◆ **INPUT RECORDS**
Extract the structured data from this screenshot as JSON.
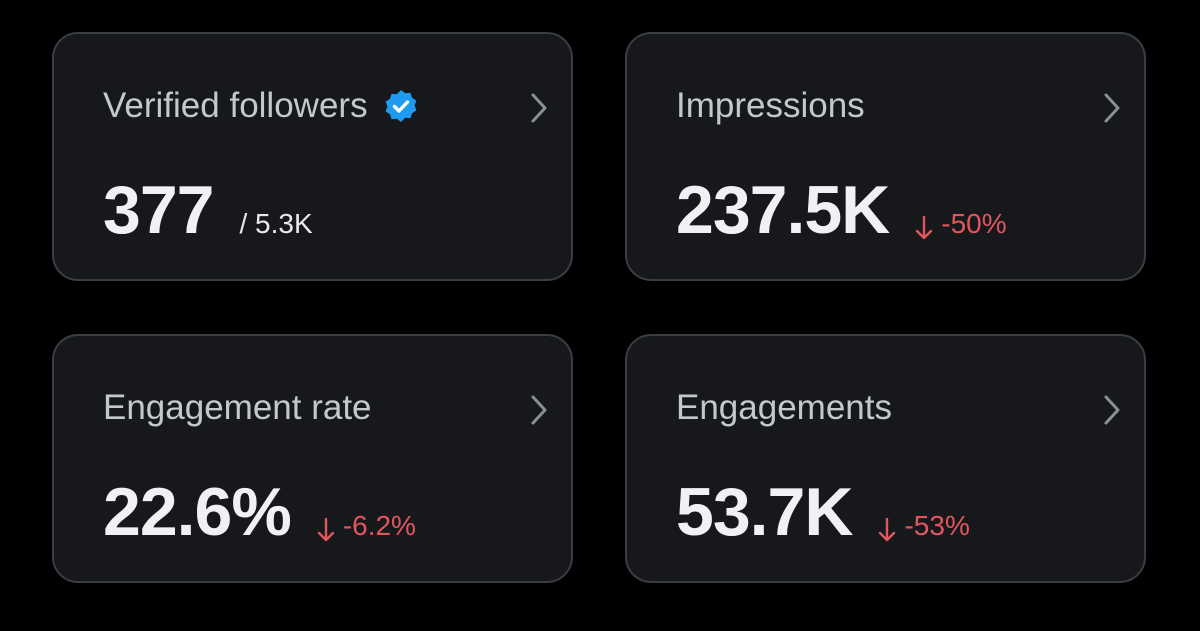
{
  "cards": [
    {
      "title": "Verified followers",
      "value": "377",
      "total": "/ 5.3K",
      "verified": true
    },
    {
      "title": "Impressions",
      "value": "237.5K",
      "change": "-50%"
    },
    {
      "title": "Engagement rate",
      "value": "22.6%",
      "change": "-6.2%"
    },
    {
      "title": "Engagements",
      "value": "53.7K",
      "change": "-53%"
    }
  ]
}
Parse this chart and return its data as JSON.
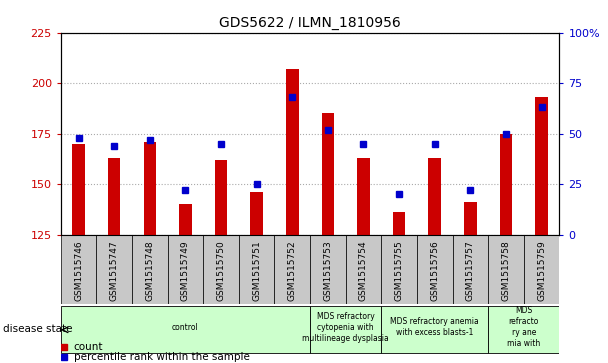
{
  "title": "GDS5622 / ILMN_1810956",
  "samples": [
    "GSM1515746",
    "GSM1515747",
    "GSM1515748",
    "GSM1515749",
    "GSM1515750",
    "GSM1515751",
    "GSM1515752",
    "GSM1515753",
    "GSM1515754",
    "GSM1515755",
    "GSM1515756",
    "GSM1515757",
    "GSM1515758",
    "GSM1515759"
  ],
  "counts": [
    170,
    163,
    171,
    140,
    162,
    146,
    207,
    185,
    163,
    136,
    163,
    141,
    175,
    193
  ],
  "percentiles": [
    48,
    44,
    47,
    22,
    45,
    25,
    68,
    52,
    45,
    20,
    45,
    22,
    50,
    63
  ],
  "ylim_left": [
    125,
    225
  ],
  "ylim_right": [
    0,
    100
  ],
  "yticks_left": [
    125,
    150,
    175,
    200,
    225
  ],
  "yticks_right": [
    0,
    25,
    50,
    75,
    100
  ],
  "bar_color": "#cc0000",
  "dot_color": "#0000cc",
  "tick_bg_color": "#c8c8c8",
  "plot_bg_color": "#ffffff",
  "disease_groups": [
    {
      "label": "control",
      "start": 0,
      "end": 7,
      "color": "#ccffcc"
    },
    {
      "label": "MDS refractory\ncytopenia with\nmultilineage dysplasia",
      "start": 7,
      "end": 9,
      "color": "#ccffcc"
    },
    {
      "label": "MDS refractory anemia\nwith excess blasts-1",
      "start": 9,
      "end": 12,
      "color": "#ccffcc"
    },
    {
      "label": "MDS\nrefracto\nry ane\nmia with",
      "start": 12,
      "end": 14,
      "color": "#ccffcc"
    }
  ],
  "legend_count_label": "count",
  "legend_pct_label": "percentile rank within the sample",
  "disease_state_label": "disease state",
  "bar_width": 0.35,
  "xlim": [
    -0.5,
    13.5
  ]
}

◆ **EXERCISE PROMPT**
Search the lines above for the string "data", then show every one that has it.

◆ **SOLUTION TO THIS PROBLEM**
Extract the structured data from this screenshot as JSON.
Parse this chart and return its data as JSON.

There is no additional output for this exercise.